**Task description:**
Tally all lines containing the word "JSON". Give the number alone.

━━━ Provided data

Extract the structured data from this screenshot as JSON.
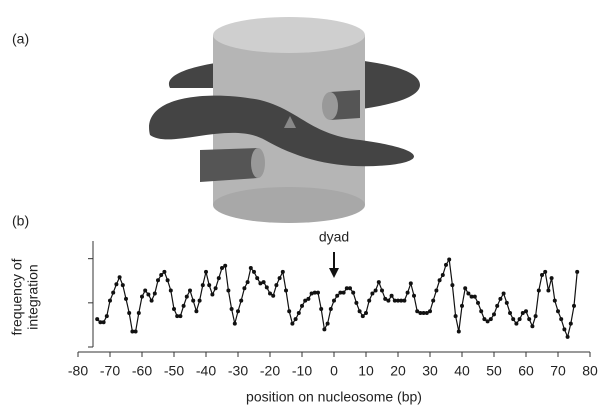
{
  "panel_a": {
    "label": "(a)"
  },
  "chart_data": {
    "type": "line",
    "panel_label": "(b)",
    "xlabel": "position on nucleosome (bp)",
    "ylabel": [
      "frequency of",
      "integration"
    ],
    "annotation": {
      "text": "dyad",
      "x": 0
    },
    "xlim": [
      -80,
      80
    ],
    "xticks": [
      -80,
      -70,
      -60,
      -50,
      -40,
      -30,
      -20,
      -10,
      0,
      10,
      20,
      30,
      40,
      50,
      60,
      70,
      80
    ],
    "ylim": [
      0,
      24
    ],
    "yticks": [
      0,
      10,
      20
    ],
    "x": [
      -74,
      -73,
      -72,
      -71,
      -70,
      -69,
      -68,
      -67,
      -66,
      -65,
      -64,
      -63,
      -62,
      -61,
      -60,
      -59,
      -58,
      -57,
      -56,
      -55,
      -54,
      -53,
      -52,
      -51,
      -50,
      -49,
      -48,
      -47,
      -46,
      -45,
      -44,
      -43,
      -42,
      -41,
      -40,
      -39,
      -38,
      -37,
      -36,
      -35,
      -34,
      -33,
      -32,
      -31,
      -30,
      -29,
      -28,
      -27,
      -26,
      -25,
      -24,
      -23,
      -22,
      -21,
      -20,
      -19,
      -18,
      -17,
      -16,
      -15,
      -14,
      -13,
      -12,
      -11,
      -10,
      -9,
      -8,
      -7,
      -6,
      -5,
      -4,
      -3,
      -2,
      -1,
      0,
      1,
      2,
      3,
      4,
      5,
      6,
      7,
      8,
      9,
      10,
      11,
      12,
      13,
      14,
      15,
      16,
      17,
      18,
      19,
      20,
      21,
      22,
      23,
      24,
      25,
      26,
      27,
      28,
      29,
      30,
      31,
      32,
      33,
      34,
      35,
      36,
      37,
      38,
      39,
      40,
      41,
      42,
      43,
      44,
      45,
      46,
      47,
      48,
      49,
      50,
      51,
      52,
      53,
      54,
      55,
      56,
      57,
      58,
      59,
      60,
      61,
      62,
      63,
      64,
      65,
      66,
      67,
      68,
      69,
      70,
      71,
      72,
      73,
      74,
      75,
      76
    ],
    "series": [
      {
        "color": "#111111",
        "values": [
          6.3,
          5.6,
          5.6,
          7.0,
          10.5,
          12.3,
          14.2,
          15.8,
          14.0,
          10.9,
          7.7,
          3.5,
          3.5,
          7.7,
          11.4,
          12.8,
          11.9,
          10.5,
          12.1,
          15.1,
          16.3,
          17.0,
          15.1,
          12.8,
          8.6,
          7.0,
          7.0,
          9.3,
          11.4,
          12.8,
          10.5,
          8.1,
          10.5,
          14.0,
          17.0,
          14.0,
          11.9,
          13.3,
          15.6,
          17.9,
          18.4,
          12.8,
          8.6,
          5.3,
          8.1,
          10.5,
          13.3,
          14.7,
          17.9,
          17.0,
          15.6,
          14.4,
          14.7,
          13.5,
          12.1,
          11.6,
          14.0,
          15.6,
          17.0,
          12.8,
          8.1,
          5.3,
          6.3,
          7.7,
          9.3,
          10.5,
          10.9,
          12.1,
          12.3,
          12.3,
          8.6,
          4.0,
          5.3,
          8.6,
          10.5,
          11.6,
          12.3,
          12.3,
          13.3,
          13.3,
          12.3,
          10.0,
          8.1,
          7.0,
          7.7,
          10.5,
          12.1,
          12.8,
          14.7,
          12.8,
          10.9,
          10.5,
          11.6,
          10.5,
          10.5,
          10.5,
          10.5,
          12.3,
          14.4,
          11.6,
          8.1,
          7.7,
          7.7,
          7.7,
          8.1,
          10.5,
          12.8,
          15.1,
          16.3,
          18.6,
          19.8,
          14.0,
          7.0,
          3.5,
          9.3,
          13.3,
          12.1,
          11.4,
          11.4,
          10.0,
          8.1,
          6.3,
          5.8,
          6.3,
          7.4,
          9.3,
          10.9,
          12.1,
          10.0,
          7.7,
          6.3,
          5.3,
          6.3,
          7.7,
          8.1,
          6.3,
          4.7,
          7.0,
          12.8,
          16.3,
          17.0,
          12.8,
          15.6,
          10.5,
          8.1,
          6.3,
          4.0,
          2.3,
          5.3,
          9.3,
          17.0
        ]
      }
    ]
  }
}
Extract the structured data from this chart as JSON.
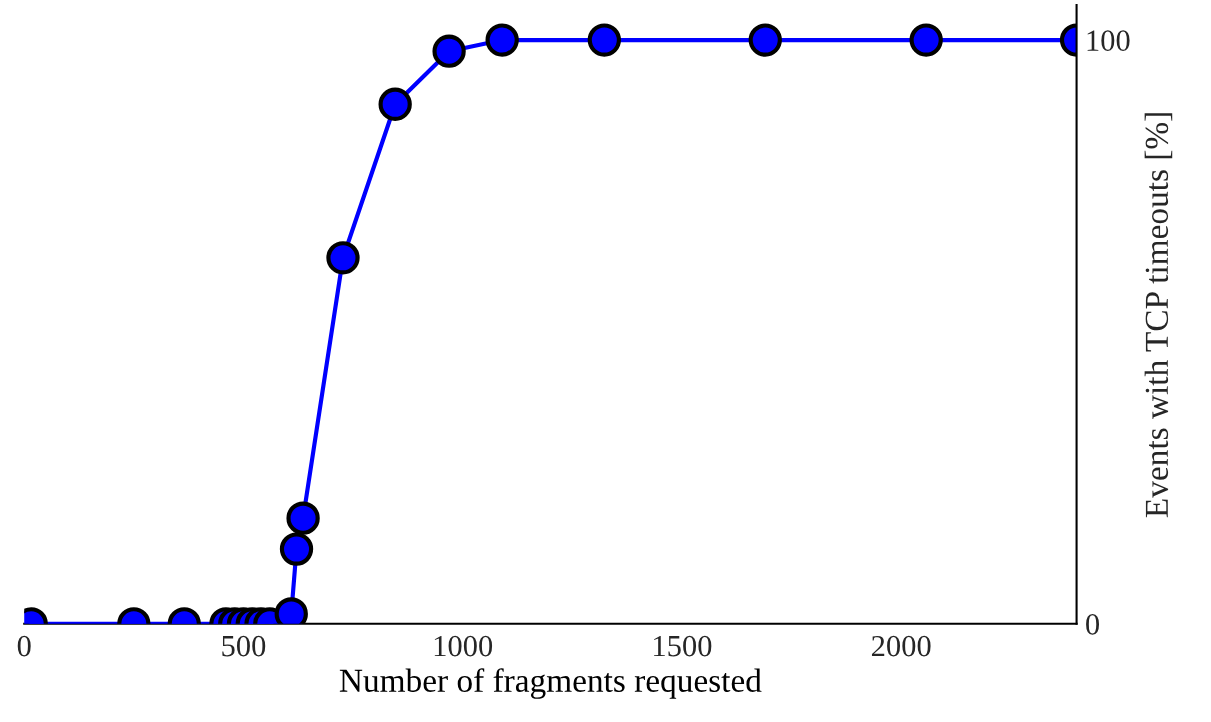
{
  "chart_data": {
    "type": "line",
    "xlabel": "Number of fragments requested",
    "y2label": "Events with TCP timeouts [%]",
    "x": [
      16,
      250,
      365,
      460,
      480,
      500,
      520,
      540,
      560,
      609,
      621,
      636,
      727,
      846,
      969,
      1090,
      1323,
      1690,
      2057,
      2400
    ],
    "series": [
      {
        "color": "#0000ff",
        "axis": "y2",
        "values": [
          0,
          0,
          0,
          0,
          0,
          0,
          0,
          0,
          0,
          1.7,
          12.8,
          18.1,
          62.7,
          89,
          98.1,
          100,
          100,
          100,
          100,
          100
        ]
      }
    ],
    "xlim": [
      0,
      2400
    ],
    "xticks": [
      0,
      500,
      1000,
      1500,
      2000
    ],
    "y2lim": [
      0,
      106
    ],
    "y2ticks": [
      0,
      100
    ],
    "marker": "circle",
    "line_style": "solid",
    "grid": false,
    "legend": false
  }
}
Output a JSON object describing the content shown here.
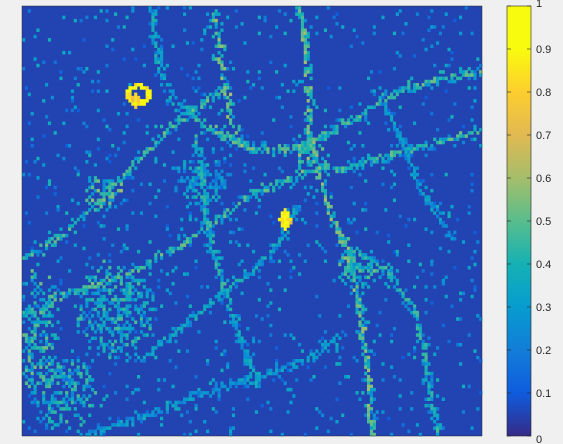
{
  "chart_data": {
    "type": "heatmap",
    "title": "",
    "xlabel": "",
    "ylabel": "",
    "colormap": "parula",
    "clim": [
      0,
      1
    ],
    "colorbar": {
      "location": "right",
      "ticks": [
        0,
        0.1,
        0.2,
        0.3,
        0.4,
        0.5,
        0.6,
        0.7,
        0.8,
        0.9,
        1
      ],
      "tick_labels": [
        "0",
        "0.1",
        "0.2",
        "0.3",
        "0.4",
        "0.5",
        "0.6",
        "0.7",
        "0.8",
        "0.9",
        "1"
      ]
    },
    "grid_size": [
      160,
      134
    ],
    "background_value": 0.05,
    "axis_ticks_visible": false,
    "structures": {
      "curves": [
        {
          "value": 0.45,
          "points": [
            [
              0,
              78
            ],
            [
              12,
              72
            ],
            [
              22,
              64
            ],
            [
              35,
              52
            ],
            [
              48,
              40
            ],
            [
              58,
              32
            ],
            [
              70,
              26
            ]
          ]
        },
        {
          "value": 0.45,
          "points": [
            [
              0,
              96
            ],
            [
              14,
              90
            ],
            [
              26,
              86
            ],
            [
              40,
              82
            ],
            [
              55,
              74
            ],
            [
              68,
              66
            ],
            [
              80,
              58
            ],
            [
              92,
              54
            ],
            [
              102,
              50
            ]
          ]
        },
        {
          "value": 0.5,
          "points": [
            [
              66,
              0
            ],
            [
              68,
              10
            ],
            [
              70,
              22
            ],
            [
              72,
              35
            ],
            [
              76,
              44
            ]
          ]
        },
        {
          "value": 0.4,
          "points": [
            [
              60,
              40
            ],
            [
              62,
              52
            ],
            [
              63,
              64
            ],
            [
              66,
              76
            ],
            [
              70,
              88
            ]
          ]
        },
        {
          "value": 0.45,
          "points": [
            [
              55,
              30
            ],
            [
              62,
              36
            ],
            [
              70,
              40
            ],
            [
              80,
              44
            ],
            [
              90,
              44
            ],
            [
              100,
              44
            ]
          ]
        },
        {
          "value": 0.5,
          "points": [
            [
              96,
              0
            ],
            [
              98,
              12
            ],
            [
              99,
              26
            ],
            [
              100,
              40
            ],
            [
              102,
              50
            ],
            [
              106,
              62
            ],
            [
              112,
              74
            ],
            [
              116,
              88
            ],
            [
              118,
              100
            ],
            [
              120,
              116
            ],
            [
              121,
              134
            ]
          ]
        },
        {
          "value": 0.45,
          "points": [
            [
              94,
              44
            ],
            [
              104,
              40
            ],
            [
              116,
              34
            ],
            [
              130,
              26
            ],
            [
              145,
              22
            ],
            [
              160,
              20
            ]
          ]
        },
        {
          "value": 0.45,
          "points": [
            [
              102,
              50
            ],
            [
              114,
              50
            ],
            [
              128,
              46
            ],
            [
              144,
              42
            ],
            [
              160,
              38
            ]
          ]
        },
        {
          "value": 0.35,
          "points": [
            [
              40,
              110
            ],
            [
              55,
              100
            ],
            [
              68,
              90
            ],
            [
              80,
              82
            ],
            [
              90,
              72
            ],
            [
              95,
              62
            ]
          ]
        },
        {
          "value": 0.35,
          "points": [
            [
              70,
              88
            ],
            [
              74,
              100
            ],
            [
              78,
              110
            ],
            [
              82,
              118
            ]
          ]
        },
        {
          "value": 0.3,
          "points": [
            [
              20,
              134
            ],
            [
              40,
              128
            ],
            [
              62,
              120
            ],
            [
              80,
              116
            ],
            [
              98,
              110
            ],
            [
              110,
              102
            ]
          ]
        },
        {
          "value": 0.4,
          "points": [
            [
              112,
              74
            ],
            [
              126,
              82
            ],
            [
              136,
              94
            ],
            [
              140,
              110
            ],
            [
              142,
              124
            ],
            [
              144,
              134
            ]
          ]
        },
        {
          "value": 0.35,
          "points": [
            [
              45,
              0
            ],
            [
              46,
              10
            ],
            [
              48,
              20
            ],
            [
              52,
              28
            ]
          ]
        },
        {
          "value": 0.3,
          "points": [
            [
              125,
              30
            ],
            [
              132,
              42
            ],
            [
              138,
              56
            ],
            [
              144,
              66
            ],
            [
              150,
              72
            ]
          ]
        }
      ],
      "regions": [
        {
          "cx": 5,
          "cy": 100,
          "rx": 8,
          "ry": 20,
          "value": 0.45
        },
        {
          "cx": 28,
          "cy": 58,
          "rx": 7,
          "ry": 6,
          "value": 0.5
        },
        {
          "cx": 100,
          "cy": 46,
          "rx": 6,
          "ry": 6,
          "value": 0.5
        },
        {
          "cx": 32,
          "cy": 94,
          "rx": 14,
          "ry": 16,
          "value": 0.4
        },
        {
          "cx": 14,
          "cy": 120,
          "rx": 12,
          "ry": 12,
          "value": 0.4
        },
        {
          "cx": 116,
          "cy": 82,
          "rx": 7,
          "ry": 6,
          "value": 0.45
        },
        {
          "cx": 62,
          "cy": 54,
          "rx": 10,
          "ry": 8,
          "value": 0.35
        }
      ],
      "hotspots": [
        {
          "cx": 40,
          "cy": 27,
          "rx": 4,
          "ry": 3,
          "value": 0.95,
          "ring": true
        },
        {
          "cx": 39,
          "cy": 29,
          "rx": 2,
          "ry": 2,
          "value": 0.8
        },
        {
          "cx": 91,
          "cy": 66,
          "rx": 2,
          "ry": 3,
          "value": 0.9
        },
        {
          "cx": 92,
          "cy": 67,
          "rx": 1,
          "ry": 1,
          "value": 0.75
        }
      ]
    }
  }
}
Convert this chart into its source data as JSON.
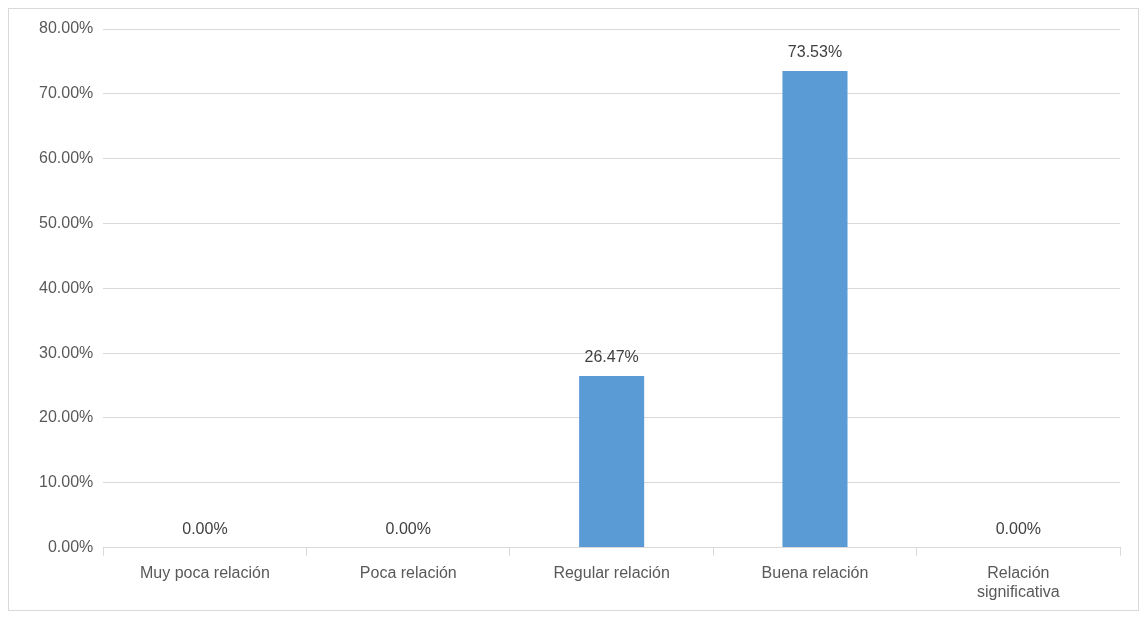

━━━━━━

**The output:**
4